Lines containing the string "torque" are to be counted; report the total by itself.

= SUPPLIED ENTRIES =

◇ ◇ ◇ ◇ ◇

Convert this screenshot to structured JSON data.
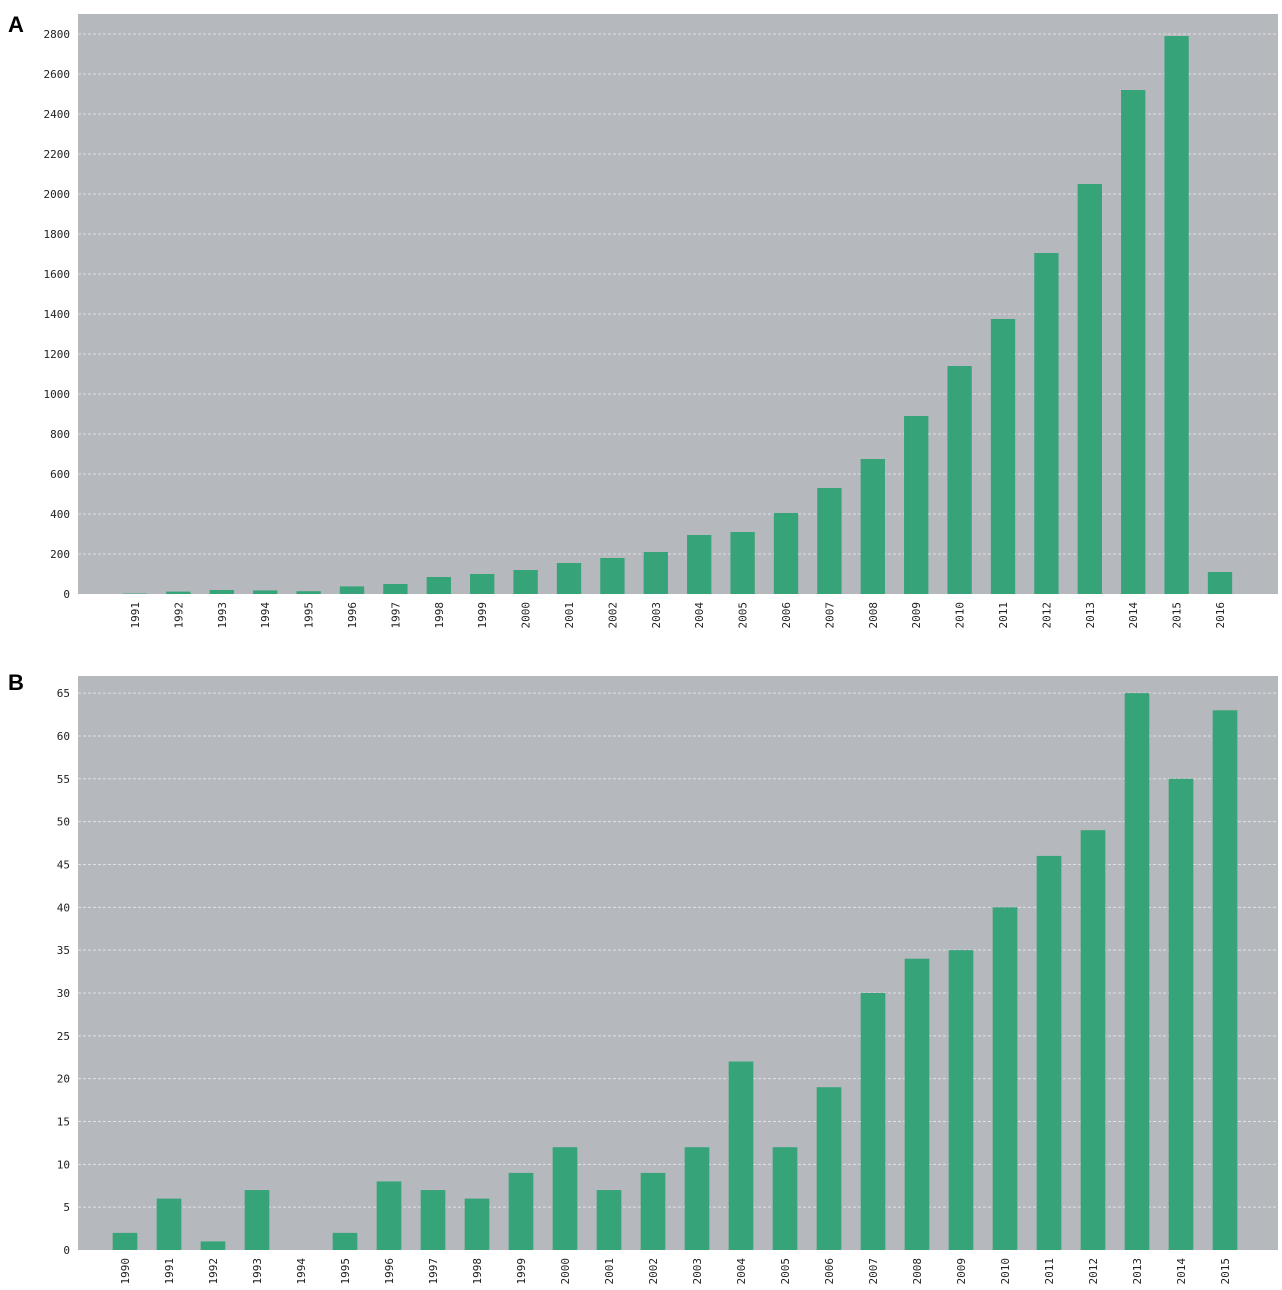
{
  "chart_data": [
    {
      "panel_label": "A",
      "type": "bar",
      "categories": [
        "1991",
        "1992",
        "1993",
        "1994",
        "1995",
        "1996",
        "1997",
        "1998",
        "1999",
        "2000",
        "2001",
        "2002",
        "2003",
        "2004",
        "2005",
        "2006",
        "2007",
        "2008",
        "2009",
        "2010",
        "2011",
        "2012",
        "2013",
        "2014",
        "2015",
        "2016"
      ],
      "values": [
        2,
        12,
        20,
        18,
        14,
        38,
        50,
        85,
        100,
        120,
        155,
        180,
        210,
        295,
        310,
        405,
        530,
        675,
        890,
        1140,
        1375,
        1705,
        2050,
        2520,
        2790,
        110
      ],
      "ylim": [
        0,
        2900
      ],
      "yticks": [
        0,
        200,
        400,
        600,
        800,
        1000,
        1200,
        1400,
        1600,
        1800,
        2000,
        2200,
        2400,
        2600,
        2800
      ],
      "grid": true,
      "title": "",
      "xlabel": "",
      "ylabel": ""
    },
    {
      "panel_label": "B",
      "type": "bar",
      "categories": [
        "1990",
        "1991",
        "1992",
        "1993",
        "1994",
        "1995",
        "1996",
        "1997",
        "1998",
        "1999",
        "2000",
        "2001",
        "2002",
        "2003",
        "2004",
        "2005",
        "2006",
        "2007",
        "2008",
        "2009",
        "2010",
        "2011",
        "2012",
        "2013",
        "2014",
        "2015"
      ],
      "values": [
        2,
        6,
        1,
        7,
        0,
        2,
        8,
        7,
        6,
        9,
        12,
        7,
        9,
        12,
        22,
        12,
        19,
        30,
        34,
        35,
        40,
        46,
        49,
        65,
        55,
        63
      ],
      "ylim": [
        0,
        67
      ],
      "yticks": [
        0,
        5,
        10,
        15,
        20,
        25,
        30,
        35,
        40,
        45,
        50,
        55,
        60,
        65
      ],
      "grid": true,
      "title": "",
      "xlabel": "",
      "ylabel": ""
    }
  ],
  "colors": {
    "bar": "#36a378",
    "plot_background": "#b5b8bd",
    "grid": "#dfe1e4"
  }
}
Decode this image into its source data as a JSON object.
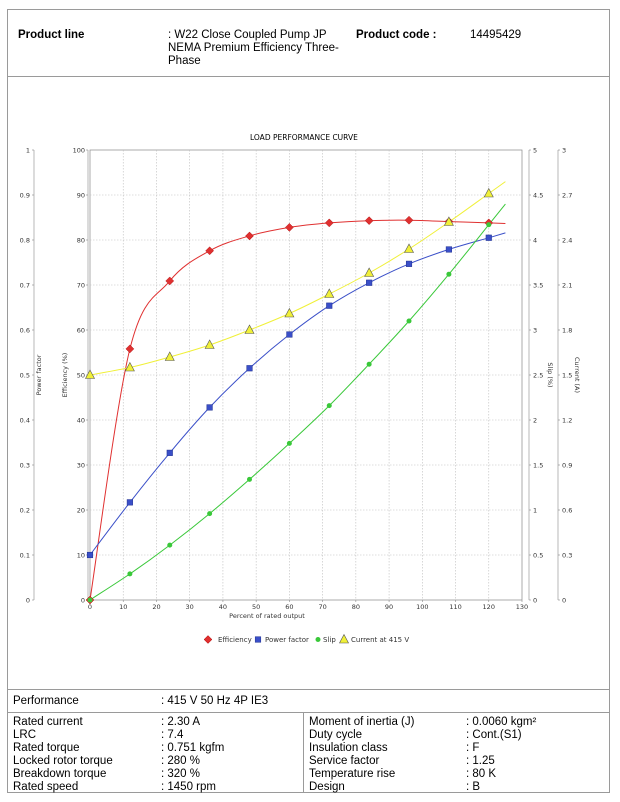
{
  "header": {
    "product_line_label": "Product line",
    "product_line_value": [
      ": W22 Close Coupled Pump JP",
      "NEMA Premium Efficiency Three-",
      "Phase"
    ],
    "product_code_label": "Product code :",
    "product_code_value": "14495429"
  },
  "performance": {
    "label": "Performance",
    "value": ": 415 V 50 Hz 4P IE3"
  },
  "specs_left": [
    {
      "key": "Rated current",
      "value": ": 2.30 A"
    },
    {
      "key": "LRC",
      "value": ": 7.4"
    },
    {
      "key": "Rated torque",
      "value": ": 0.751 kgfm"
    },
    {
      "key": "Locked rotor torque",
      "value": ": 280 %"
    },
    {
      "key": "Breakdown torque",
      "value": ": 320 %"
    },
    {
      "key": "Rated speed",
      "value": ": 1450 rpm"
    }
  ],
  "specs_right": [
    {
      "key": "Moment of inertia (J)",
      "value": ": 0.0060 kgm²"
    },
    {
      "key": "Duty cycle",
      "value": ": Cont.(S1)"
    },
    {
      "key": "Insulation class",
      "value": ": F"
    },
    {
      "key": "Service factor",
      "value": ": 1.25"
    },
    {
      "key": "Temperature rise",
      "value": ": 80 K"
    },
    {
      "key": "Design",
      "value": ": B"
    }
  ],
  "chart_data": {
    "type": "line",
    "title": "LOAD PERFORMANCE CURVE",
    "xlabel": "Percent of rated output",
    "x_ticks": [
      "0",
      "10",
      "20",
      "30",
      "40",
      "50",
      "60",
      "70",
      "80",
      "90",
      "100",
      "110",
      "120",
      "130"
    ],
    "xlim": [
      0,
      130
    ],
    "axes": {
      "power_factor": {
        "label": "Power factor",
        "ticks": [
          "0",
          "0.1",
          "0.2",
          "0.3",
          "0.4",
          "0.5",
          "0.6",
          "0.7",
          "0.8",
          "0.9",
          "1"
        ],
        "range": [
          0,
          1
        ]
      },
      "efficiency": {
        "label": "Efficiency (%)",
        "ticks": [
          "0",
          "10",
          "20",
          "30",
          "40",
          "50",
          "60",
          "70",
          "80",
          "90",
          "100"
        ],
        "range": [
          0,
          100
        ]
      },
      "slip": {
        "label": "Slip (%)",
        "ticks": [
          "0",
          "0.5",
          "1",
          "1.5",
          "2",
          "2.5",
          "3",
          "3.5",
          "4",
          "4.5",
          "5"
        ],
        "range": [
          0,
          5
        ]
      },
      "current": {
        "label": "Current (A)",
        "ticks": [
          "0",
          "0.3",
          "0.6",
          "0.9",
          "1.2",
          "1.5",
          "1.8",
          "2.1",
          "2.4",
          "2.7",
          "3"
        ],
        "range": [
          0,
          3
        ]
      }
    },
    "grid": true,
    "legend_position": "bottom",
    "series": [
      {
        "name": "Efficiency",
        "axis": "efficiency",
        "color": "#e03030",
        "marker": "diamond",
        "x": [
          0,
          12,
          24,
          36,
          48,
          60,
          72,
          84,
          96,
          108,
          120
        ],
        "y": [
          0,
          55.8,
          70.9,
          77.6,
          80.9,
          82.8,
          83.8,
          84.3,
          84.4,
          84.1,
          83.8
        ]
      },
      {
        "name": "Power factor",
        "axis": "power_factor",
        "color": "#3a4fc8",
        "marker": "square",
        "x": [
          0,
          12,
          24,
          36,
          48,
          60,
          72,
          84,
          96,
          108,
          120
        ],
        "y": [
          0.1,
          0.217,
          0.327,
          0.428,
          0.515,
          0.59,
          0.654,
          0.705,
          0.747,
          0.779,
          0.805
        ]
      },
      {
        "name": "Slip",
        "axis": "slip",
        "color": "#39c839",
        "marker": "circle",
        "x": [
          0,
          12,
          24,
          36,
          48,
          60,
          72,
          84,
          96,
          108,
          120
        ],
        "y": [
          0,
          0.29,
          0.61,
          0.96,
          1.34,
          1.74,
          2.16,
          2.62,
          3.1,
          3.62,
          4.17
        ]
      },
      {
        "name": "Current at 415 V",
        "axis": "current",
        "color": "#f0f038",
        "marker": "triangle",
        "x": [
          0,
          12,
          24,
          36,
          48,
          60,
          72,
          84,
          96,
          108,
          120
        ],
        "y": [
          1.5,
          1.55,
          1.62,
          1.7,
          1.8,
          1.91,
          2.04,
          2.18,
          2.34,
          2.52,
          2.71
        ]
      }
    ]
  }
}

◇ ◇ ◇ ◇ ◇

= CORRECT OUTPUT =
3